DOCUMENT PASSAGE

# Champion 100520



## Scottyp822 (8 mo ago)

I recently had a 6 circuit reliance protran 2 transfer switch installed indoors with the 30 Amp hookup on the side of the house. Based on what I am reading the transfer switch does not switch the neutral. Everything I am reading says I need to have a floating neutral in order to work correctly, however the champion 100520 inverter gen set I purchased has a bonded neutral. 2 questions I have:

1) maybe since it's a newer model genset, I can't find any info/videos on how to convert to a floating neutral, has anybody ever done it on this particular model genset?

2) I tried to hook it up as is to do a power outage simulation and test everything and my generator goes into overload. Would having the wrong type of neutral (bonded vs. Floating) cause this? I had a second electrical company out and they verified the wiring was done correctly from outside to panel. 

Thanks for any help/input you can share


----------



## GenKnot (Dec 20, 2021)

Disconnecting the Neutral Bond to Ground (100519)


Please read instructions carefully and completely before performing service. SAFETY PRECAUTIONS. To reduce the risk of injury, the user must read and understand the Warning and Safety sections found…




help.championpowerequipment.com


----------



## Scottyp822 (8 mo ago)

Thank you for the response, yes I have watched that video. They are almost identical inverters, but when I remove the front plate on my 100520 I see nowhere on the plate where there a connection between a yellow-green and a white neutral together to separate. So there is where my confusion sets in. There are white wires on the panel, but I am not sure which to disconnect


----------



## OrlyP (Oct 19, 2021)

Can you post a clear picture of the control box interior?

Have you confirmed that there's continuity between neutral and ground?


----------



## Macko (Jul 12, 2021)

TASK A
In the forum thread on the Champion 100520, write out the stretch from "I recently had" through "outside to panel." word for word.
TASK B
Answer these questions from the forum thread on the Champion 100520:
(i) How many circuits does the Reliance Protran 2 transfer switch that Scottyp822 had installed have?
(ii) What model number appears in the title of the page GenKnot links?
(iii) Between which two things does OrlyP ask whether continuity has been confirmed?

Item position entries
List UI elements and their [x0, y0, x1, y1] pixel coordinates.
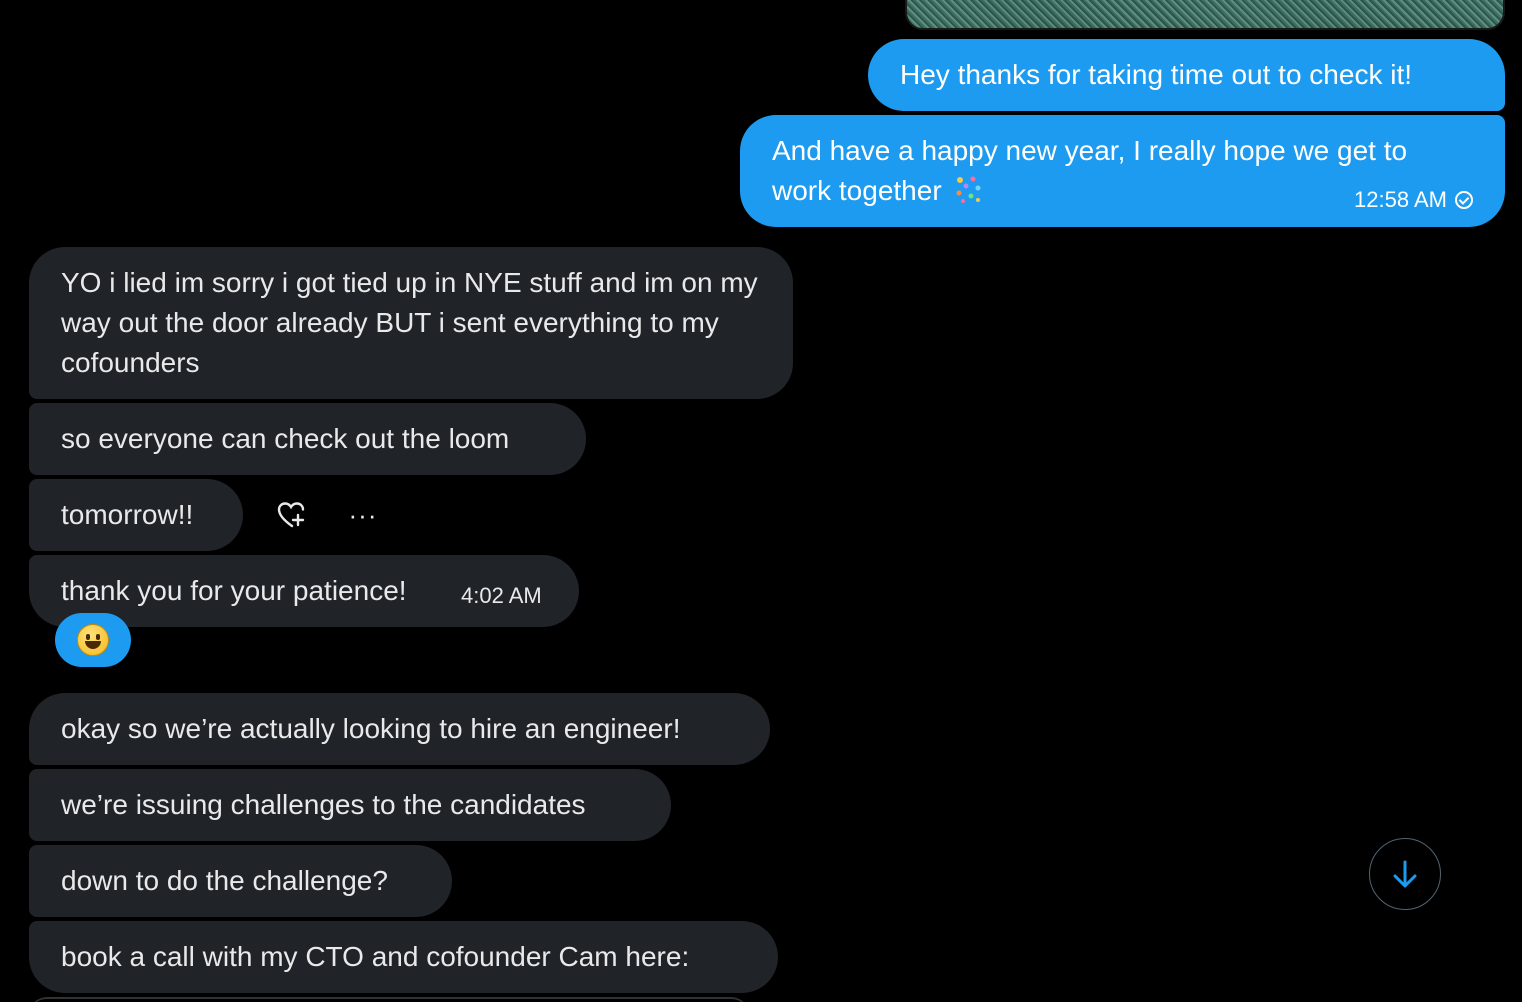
heart-plus-icon	[277, 502, 305, 528]
message-timestamp: 4:02 AM	[461, 583, 542, 608]
message-text: book a call with my CTO and cofounder Ca…	[61, 941, 690, 972]
message-outgoing[interactable]: And have a happy new year, I really hope…	[740, 115, 1505, 227]
message-text: we’re issuing challenges to the candidat…	[61, 789, 586, 820]
message-text: YO i lied im sorry i got tied up in NYE …	[61, 267, 758, 378]
message-timestamp: 12:58 AM	[1354, 187, 1447, 212]
message-text: And have a happy new year, I really hope…	[772, 135, 1408, 206]
message-outgoing[interactable]: Hey thanks for taking time out to check …	[868, 39, 1505, 111]
media-attachment-preview[interactable]	[905, 0, 1505, 30]
message-text: so everyone can check out the loom	[61, 423, 510, 454]
message-text: down to do the challenge?	[61, 865, 388, 896]
message-incoming[interactable]: we’re issuing challenges to the candidat…	[29, 769, 671, 841]
scroll-to-bottom-button[interactable]	[1369, 838, 1441, 910]
message-incoming[interactable]: tomorrow!!	[29, 479, 243, 551]
grinning-face-emoji	[77, 624, 109, 656]
message-meta: 12:58 AM	[1354, 187, 1473, 213]
message-incoming[interactable]: okay so we’re actually looking to hire a…	[29, 693, 770, 765]
seen-check-icon	[1455, 191, 1473, 209]
dm-conversation: Hey thanks for taking time out to check …	[0, 0, 1522, 1002]
more-options-button[interactable]: ···	[343, 497, 383, 533]
message-text: tomorrow!!	[61, 499, 194, 530]
message-text: Hey thanks for taking time out to check …	[900, 59, 1413, 90]
more-icon: ···	[348, 500, 378, 530]
message-text: okay so we’re actually looking to hire a…	[61, 713, 681, 744]
party-icon	[956, 176, 981, 203]
message-incoming[interactable]: YO i lied im sorry i got tied up in NYE …	[29, 247, 793, 399]
link-card-preview[interactable]	[29, 997, 749, 1002]
message-text: thank you for your patience!	[61, 575, 407, 606]
message-reaction[interactable]	[55, 613, 131, 667]
arrow-down-icon	[1393, 860, 1417, 888]
add-reaction-button[interactable]	[272, 497, 312, 533]
message-incoming[interactable]: so everyone can check out the loom	[29, 403, 586, 475]
message-incoming[interactable]: down to do the challenge?	[29, 845, 452, 917]
message-incoming[interactable]: book a call with my CTO and cofounder Ca…	[29, 921, 778, 993]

FULL ANSWER A
I recently had a 6 circuit reliance protran 2 transfer switch installed indoors with the 30 Amp hookup on the side of the house. Based on what I am reading the transfer switch does not switch the neutral. Everything I am reading says I need to have a floating neutral in order to work correctly, however the champion 100520 inverter gen set I purchased has a bonded neutral. 2 questions I have:

1) maybe since it's a newer model genset, I can't find any info/videos on how to convert to a floating neutral, has anybody ever done it on this particular model genset?

2) I tried to hook it up as is to do a power outage simulation and test everything and my generator goes into overload. Would having the wrong type of neutral (bonded vs. Floating) cause this? I had a second electrical company out and they verified the wiring was done correctly from outside to panel.

FULL ANSWER B
(i) 6
(ii) 100519
(iii) Neutral and ground